> TEXTO DE ESTUDO
Duas pessoas morreram e pelo menos oito, incluindo crianças, ficaram feridas depois que um homem de 40 anos invadiu com seu carro a Igreja de Jesus Cristo dos Santos dos Últimos Dias, em Grand Blanc, Michigan. O agressor abriu fogo contra os fiéis e incendiou o prédio na manhã de hoje, segundo informaram as autoridades. O suspeito também está morto.
O Ataque e o Incêndio
O atirador, que invadiu a igreja com seu carro, abriu fogo contra os congregantes durante um culto lotado. “Ele então saiu do veículo disparando vários tiros contra pessoas dentro da igreja”, relatou o chefe de polícia de Grand Blanc Township, William Renye.
As autoridades também acreditam que o suspeito ateou fogo à igreja de forma deliberada. Renye disse que os investigadores ainda estão “tentando determinar exatamente quando e onde o fogo começou, e como foi iniciado”. Ele acrescentou que há indícios de que havia mais pessoas perto do incêndio e que não conseguiram sair da igreja. O fogo, no entanto, já foi controlado.
O Atirador
O chefe de polícia Renye identificou o suspeito como um homem de 40 anos, morador de Burton, Michigan. Ele informou que o agressor usou um rifle de assalto durante o ataque. Dois policiais trocaram tiros com o homem e o mataram. Segundo Renye, a polícia acredita que ele agiu sozinho. “Acreditamos que capturamos o autor do ataque”, afirmou.

> EXERCÍCIOS A RESOLVER
[A] Reproduza o trecho do texto sobre o ataque em Grand Blanc que vai de "As autoridades também" até "já foi controlado.".
[B] Transcreva todas as falas que o texto sobre o ataque em Grand Blanc apresenta entre aspas.
[C] Prossiga a redação do texto sobre o ataque em Grand Blanc a partir do ponto em que ele termina.

> REGISTROS APRESENTADOS
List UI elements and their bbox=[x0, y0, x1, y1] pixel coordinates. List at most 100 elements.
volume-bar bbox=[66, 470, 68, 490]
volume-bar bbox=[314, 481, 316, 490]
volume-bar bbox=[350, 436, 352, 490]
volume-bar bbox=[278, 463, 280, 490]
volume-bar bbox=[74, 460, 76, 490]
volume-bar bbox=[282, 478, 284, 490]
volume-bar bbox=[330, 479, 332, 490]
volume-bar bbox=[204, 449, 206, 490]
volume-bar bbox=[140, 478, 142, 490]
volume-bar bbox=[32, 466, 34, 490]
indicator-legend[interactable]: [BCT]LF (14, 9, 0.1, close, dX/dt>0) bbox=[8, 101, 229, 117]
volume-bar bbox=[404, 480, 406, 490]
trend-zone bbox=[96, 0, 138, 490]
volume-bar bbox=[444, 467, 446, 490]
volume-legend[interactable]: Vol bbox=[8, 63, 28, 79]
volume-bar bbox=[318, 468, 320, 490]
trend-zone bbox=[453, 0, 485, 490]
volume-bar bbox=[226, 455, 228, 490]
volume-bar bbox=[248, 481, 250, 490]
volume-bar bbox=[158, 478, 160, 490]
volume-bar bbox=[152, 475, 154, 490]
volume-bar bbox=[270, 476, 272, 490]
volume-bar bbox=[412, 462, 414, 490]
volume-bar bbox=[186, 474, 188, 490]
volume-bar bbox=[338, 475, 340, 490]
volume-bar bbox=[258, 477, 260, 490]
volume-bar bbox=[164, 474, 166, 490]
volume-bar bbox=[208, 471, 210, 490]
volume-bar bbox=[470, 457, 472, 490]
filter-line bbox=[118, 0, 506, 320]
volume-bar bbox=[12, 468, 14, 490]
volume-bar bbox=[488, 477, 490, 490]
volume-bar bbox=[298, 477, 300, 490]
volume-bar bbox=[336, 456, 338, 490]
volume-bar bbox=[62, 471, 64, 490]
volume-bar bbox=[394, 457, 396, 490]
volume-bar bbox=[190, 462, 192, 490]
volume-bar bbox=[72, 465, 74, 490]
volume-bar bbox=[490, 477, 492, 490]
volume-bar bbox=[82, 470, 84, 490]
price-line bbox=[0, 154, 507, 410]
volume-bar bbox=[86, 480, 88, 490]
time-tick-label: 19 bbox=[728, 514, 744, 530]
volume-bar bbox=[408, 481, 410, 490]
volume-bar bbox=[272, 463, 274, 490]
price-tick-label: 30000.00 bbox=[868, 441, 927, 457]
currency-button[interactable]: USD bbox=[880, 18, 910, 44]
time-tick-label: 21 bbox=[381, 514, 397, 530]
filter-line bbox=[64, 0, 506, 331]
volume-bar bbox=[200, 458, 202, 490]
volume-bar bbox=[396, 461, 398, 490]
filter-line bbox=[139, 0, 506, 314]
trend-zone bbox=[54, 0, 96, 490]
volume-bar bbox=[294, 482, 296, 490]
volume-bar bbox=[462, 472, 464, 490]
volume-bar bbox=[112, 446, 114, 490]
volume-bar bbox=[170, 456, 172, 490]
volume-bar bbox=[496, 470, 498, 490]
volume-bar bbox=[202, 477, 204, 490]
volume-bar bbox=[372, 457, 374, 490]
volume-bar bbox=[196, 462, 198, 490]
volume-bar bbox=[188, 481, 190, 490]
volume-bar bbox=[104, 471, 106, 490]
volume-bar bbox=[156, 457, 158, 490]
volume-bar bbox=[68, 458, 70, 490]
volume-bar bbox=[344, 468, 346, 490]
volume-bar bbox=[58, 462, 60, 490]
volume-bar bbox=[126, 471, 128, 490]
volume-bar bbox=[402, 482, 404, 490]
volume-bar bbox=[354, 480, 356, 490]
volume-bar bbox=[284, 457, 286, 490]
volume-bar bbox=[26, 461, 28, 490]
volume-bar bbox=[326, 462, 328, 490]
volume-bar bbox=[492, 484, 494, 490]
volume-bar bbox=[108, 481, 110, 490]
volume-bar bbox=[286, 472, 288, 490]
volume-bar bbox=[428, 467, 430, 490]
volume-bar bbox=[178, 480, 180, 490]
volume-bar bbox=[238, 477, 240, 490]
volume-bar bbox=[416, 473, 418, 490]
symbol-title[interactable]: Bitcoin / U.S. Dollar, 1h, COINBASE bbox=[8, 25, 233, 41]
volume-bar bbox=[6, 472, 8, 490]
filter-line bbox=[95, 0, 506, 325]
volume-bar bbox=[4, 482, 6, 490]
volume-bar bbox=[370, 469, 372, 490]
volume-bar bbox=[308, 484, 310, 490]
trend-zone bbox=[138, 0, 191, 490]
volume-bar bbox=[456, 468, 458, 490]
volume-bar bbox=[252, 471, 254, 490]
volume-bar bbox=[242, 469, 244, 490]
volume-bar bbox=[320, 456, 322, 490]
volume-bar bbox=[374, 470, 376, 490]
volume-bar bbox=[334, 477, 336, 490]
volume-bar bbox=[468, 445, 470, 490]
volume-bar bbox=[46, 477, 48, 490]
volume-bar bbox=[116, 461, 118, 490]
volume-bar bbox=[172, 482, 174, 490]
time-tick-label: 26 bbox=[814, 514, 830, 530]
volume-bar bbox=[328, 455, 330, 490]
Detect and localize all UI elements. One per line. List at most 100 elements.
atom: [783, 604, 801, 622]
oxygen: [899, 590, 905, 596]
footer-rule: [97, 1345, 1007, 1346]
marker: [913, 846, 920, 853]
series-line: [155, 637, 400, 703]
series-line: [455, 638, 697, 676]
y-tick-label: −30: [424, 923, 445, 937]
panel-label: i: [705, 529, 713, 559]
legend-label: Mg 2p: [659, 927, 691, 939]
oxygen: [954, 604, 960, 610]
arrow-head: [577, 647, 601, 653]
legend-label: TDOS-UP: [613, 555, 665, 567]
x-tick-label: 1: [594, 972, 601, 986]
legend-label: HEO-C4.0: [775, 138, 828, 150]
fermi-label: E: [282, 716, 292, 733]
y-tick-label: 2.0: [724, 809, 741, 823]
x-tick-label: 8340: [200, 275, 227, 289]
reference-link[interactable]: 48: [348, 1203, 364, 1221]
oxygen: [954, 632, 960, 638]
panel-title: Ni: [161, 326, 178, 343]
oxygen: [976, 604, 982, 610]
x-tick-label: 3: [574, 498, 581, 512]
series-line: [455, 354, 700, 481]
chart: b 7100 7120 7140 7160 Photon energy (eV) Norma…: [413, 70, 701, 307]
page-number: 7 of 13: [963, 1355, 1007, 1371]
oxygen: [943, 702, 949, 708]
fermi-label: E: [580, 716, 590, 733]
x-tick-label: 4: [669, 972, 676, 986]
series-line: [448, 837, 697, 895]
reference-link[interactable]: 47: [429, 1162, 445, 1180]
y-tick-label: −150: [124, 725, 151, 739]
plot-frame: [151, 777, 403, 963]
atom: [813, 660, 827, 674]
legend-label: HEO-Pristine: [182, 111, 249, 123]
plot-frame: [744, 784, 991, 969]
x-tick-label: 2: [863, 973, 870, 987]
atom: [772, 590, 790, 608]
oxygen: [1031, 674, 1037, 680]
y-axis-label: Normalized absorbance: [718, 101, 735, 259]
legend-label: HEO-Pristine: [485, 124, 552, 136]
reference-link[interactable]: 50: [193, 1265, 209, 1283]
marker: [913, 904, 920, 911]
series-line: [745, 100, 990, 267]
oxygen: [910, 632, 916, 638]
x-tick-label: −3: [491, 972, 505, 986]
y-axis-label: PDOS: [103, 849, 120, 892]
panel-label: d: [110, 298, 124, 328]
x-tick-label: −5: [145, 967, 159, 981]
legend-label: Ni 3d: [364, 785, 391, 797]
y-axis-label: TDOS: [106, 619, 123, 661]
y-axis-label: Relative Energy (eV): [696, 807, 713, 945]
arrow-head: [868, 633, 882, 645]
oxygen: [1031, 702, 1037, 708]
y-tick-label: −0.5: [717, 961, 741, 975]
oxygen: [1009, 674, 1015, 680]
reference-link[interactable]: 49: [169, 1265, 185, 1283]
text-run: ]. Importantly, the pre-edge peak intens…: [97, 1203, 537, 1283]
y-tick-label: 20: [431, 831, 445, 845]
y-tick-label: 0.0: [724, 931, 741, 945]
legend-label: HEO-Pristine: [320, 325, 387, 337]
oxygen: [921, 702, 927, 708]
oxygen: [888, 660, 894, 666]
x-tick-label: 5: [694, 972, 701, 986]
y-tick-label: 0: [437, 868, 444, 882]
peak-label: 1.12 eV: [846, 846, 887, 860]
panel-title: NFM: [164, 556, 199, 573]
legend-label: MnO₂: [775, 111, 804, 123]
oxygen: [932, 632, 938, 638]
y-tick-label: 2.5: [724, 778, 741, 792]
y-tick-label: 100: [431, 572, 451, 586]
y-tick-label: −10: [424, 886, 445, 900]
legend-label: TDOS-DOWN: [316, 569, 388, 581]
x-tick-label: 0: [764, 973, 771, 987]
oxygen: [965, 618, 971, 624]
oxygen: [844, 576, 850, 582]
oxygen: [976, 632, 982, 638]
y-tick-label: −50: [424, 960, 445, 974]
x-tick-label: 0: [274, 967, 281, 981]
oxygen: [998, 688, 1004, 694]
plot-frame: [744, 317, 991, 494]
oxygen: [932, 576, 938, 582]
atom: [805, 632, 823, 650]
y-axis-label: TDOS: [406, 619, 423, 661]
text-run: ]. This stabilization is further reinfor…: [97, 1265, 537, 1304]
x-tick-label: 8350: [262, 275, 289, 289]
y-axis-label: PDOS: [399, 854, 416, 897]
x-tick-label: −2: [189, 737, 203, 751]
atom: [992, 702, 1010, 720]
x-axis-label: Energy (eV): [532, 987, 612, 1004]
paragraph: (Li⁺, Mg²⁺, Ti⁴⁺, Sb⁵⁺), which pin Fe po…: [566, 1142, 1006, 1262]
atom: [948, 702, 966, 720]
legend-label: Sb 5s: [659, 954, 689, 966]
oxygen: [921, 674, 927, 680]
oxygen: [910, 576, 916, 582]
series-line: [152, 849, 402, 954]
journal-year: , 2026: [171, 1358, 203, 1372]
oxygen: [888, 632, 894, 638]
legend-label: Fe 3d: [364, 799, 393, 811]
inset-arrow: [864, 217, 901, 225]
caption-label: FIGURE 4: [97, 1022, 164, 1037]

> RESPOSTAS DO EXERCÍCIO
[A]
As autoridades também acreditam que o suspeito ateou fogo à igreja de forma deliberada. Renye disse que os investigadores ainda estão “tentando determinar exatamente quando e onde o fogo começou, e como foi iniciado”. Ele acrescentou que há indícios de que havia mais pessoas perto do incêndio e que não conseguiram sair da igreja. O fogo, no entanto, já foi controlado.

[B]
- “Ele então saiu do veículo disparando vários tiros contra pessoas dentro da igreja”
- “tentando determinar exatamente quando e onde o fogo começou, e como foi iniciado”
- “Acreditamos que capturamos o autor do ataque”

[C]
Vítimas e Feridos
Pelo menos duas pessoas tiveram a morte confirmada, e há oito vítimas baleadas, incluindo algumas em estado crítico. Os feridos foram levados para hospitais locais. Entre os feridos há crianças, segundo uma fonte familiarizada com o caso informou à CNN. As autoridades alertaram que podem encontrar mais vítimas assim que conseguirem garantir a segurança do local atingido pelo incêndio.
A Investigação em Curso
O motivo do ataque permanece desconhecido enquanto as autoridades investigam o incidente. Renye informou que o FBI designou 100 agentes para a área, com o objetivo de colher depoimentos de testemunhas. Além disso, as autoridades vão cumprir um mandado de busca na residência do suspeito e analisar os registros de seu telefone celular para “tentar descobrir se havia um motivo”.